▸ **Given records**:
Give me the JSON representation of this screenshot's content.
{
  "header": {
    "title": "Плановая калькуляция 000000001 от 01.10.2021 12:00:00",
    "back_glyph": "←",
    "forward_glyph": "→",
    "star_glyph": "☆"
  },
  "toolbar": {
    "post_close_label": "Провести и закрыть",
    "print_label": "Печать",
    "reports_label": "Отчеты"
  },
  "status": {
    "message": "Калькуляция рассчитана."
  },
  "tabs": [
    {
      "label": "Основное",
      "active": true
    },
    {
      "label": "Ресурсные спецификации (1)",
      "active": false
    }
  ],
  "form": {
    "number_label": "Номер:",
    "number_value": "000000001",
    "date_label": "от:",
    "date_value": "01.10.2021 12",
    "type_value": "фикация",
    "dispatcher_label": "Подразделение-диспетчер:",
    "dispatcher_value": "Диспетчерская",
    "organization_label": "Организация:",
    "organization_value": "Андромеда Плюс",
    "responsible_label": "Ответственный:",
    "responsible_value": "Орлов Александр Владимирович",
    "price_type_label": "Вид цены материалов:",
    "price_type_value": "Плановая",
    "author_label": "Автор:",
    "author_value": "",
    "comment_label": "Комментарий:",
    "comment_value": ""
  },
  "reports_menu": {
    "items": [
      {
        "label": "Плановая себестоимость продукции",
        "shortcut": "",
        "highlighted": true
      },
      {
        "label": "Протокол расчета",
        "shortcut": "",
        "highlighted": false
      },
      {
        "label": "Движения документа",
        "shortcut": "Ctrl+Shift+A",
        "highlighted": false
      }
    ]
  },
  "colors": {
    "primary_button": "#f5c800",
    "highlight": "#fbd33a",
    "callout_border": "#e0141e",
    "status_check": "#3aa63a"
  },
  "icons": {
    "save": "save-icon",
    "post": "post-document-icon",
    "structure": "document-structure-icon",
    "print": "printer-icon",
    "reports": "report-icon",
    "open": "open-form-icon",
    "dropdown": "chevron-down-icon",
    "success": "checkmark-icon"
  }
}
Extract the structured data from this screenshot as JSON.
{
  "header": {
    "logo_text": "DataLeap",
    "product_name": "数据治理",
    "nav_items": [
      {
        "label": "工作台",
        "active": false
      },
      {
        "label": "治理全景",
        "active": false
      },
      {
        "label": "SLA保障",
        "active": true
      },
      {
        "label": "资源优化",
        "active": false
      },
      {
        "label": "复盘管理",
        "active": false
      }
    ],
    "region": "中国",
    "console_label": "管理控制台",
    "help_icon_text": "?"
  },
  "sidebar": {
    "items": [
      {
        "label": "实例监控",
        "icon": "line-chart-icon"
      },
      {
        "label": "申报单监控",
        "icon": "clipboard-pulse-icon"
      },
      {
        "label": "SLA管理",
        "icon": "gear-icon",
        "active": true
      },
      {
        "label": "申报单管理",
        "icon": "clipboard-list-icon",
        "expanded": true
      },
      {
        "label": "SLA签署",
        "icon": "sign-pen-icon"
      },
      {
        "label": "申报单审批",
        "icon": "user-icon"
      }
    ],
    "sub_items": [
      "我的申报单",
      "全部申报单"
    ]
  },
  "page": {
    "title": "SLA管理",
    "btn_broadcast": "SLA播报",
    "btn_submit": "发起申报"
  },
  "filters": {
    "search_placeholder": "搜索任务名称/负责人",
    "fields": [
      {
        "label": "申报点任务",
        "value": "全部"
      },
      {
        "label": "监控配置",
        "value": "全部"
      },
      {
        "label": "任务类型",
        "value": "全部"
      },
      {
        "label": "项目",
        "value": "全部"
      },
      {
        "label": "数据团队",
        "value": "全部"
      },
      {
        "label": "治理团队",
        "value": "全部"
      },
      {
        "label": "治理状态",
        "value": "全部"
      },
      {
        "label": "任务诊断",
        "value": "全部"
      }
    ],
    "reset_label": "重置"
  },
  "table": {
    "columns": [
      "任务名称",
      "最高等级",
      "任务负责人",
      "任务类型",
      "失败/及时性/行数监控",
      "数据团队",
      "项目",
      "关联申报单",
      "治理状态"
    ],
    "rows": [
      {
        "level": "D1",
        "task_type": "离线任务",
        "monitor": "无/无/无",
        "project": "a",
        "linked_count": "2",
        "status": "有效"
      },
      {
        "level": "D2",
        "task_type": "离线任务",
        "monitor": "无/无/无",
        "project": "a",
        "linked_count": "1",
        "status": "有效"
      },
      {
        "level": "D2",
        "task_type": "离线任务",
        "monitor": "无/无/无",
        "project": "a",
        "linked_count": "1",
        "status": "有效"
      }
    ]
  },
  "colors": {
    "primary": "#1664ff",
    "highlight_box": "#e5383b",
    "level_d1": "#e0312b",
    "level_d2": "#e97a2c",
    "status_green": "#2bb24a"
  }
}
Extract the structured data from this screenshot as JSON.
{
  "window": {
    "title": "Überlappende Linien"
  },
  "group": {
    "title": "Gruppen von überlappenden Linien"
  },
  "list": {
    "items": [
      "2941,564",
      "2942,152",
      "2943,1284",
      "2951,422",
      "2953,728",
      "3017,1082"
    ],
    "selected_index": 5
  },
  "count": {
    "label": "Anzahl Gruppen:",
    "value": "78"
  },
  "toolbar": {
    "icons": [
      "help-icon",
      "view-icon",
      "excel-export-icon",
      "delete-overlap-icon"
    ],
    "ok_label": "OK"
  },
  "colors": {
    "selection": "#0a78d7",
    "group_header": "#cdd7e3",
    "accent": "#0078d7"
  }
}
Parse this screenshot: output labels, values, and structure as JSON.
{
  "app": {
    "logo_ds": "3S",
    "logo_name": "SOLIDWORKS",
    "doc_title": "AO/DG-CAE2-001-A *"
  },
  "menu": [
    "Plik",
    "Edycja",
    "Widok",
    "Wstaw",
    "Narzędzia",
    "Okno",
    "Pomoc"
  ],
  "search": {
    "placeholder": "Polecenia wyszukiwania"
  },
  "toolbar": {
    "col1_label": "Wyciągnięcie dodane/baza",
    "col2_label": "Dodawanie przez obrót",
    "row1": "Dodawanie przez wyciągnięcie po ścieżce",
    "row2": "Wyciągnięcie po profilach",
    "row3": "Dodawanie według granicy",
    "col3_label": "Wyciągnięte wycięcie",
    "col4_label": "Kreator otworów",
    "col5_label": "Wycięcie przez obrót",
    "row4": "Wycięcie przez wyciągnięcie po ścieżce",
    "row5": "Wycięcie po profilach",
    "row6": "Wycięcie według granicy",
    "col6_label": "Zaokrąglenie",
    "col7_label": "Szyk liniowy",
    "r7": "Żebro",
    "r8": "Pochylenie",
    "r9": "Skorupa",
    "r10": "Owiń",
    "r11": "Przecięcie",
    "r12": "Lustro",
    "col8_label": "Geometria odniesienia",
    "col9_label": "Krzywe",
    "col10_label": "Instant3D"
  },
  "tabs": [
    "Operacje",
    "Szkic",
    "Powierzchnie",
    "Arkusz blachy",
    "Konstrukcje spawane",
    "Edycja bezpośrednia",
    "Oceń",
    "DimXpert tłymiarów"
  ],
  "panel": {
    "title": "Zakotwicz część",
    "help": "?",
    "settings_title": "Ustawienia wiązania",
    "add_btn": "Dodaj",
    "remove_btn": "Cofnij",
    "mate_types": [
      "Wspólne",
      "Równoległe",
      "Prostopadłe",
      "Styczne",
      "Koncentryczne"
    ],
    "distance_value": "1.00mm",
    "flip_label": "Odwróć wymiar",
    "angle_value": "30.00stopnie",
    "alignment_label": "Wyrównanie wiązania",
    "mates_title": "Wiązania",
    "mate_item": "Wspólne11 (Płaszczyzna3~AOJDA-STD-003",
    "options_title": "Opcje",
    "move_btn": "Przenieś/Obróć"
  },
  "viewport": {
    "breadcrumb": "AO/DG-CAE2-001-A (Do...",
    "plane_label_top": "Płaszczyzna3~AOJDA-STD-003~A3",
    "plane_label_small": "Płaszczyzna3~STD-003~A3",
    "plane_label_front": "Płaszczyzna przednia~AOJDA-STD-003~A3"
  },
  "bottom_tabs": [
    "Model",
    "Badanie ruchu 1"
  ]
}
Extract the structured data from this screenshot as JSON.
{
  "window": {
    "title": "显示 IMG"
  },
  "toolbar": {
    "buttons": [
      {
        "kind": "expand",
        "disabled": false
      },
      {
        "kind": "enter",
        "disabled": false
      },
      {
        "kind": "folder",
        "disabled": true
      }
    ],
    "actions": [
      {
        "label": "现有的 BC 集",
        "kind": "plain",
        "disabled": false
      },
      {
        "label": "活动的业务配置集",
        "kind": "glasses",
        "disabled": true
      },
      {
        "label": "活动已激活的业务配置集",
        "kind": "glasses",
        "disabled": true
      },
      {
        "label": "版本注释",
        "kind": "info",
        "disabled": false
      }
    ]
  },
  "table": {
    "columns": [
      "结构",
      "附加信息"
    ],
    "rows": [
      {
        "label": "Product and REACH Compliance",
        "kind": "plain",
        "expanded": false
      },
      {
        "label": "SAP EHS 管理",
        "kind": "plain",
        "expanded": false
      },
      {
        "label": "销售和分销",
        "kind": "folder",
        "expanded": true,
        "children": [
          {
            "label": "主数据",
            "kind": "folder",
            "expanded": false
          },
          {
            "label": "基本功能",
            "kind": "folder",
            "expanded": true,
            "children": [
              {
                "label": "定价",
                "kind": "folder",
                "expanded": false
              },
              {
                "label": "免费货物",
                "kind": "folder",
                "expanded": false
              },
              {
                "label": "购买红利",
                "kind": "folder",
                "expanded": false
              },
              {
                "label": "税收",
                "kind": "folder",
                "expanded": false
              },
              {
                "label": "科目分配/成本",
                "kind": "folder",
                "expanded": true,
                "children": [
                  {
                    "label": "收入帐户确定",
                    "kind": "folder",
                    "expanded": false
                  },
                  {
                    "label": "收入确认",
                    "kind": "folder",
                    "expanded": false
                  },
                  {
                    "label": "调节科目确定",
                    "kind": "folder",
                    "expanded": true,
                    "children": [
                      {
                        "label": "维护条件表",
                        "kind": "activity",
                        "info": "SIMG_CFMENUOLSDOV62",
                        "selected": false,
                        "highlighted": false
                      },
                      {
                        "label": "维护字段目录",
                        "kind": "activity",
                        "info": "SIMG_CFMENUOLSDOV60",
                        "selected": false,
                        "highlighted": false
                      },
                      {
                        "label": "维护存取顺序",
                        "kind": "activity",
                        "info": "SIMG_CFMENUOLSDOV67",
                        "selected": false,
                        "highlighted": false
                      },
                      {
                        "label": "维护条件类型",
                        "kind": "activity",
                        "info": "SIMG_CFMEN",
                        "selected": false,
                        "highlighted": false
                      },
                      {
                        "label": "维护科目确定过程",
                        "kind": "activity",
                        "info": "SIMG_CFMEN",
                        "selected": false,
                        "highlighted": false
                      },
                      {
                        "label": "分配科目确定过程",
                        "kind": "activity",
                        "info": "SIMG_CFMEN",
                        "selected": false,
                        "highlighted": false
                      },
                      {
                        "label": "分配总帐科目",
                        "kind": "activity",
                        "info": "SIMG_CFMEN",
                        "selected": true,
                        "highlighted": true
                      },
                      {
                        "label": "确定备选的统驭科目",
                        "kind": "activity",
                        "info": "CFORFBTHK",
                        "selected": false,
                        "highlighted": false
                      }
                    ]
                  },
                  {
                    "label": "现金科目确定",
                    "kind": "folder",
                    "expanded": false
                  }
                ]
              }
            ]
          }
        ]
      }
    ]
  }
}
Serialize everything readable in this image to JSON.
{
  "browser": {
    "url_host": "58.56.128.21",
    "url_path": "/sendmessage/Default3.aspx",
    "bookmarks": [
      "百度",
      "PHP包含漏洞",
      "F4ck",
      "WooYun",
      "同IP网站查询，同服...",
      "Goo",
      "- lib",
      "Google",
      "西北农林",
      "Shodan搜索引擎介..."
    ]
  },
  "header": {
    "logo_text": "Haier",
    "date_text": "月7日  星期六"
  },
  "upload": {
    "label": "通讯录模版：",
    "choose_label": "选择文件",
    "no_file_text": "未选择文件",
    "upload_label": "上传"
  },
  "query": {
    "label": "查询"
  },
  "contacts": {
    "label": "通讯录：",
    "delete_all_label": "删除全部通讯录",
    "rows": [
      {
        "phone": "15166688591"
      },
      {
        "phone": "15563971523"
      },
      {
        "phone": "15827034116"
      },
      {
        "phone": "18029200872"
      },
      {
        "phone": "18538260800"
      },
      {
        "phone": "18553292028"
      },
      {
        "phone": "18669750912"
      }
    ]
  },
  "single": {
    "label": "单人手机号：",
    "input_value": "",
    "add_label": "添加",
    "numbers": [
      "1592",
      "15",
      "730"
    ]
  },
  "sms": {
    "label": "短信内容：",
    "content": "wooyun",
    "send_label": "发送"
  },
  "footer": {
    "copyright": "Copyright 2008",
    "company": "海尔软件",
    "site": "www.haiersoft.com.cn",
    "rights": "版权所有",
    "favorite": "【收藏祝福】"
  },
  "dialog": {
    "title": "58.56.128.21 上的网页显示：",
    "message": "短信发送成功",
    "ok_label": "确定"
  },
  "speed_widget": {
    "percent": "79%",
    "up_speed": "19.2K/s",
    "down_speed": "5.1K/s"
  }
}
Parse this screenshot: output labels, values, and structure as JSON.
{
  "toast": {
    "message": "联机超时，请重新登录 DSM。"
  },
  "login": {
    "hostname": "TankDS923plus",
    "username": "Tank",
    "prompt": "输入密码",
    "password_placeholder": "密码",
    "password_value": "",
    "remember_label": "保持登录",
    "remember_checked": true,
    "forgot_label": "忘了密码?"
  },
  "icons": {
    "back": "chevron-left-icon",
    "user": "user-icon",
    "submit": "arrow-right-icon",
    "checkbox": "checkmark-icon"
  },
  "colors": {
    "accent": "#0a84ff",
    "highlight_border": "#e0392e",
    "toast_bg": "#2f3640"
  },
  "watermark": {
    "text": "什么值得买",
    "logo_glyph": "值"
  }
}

▸ **Written problem**: Copy out the lines that hold "Linien".

▸ **Exercise solution**:
    "title": "Überlappende Linien"
    "title": "Gruppen von überlappenden Linien"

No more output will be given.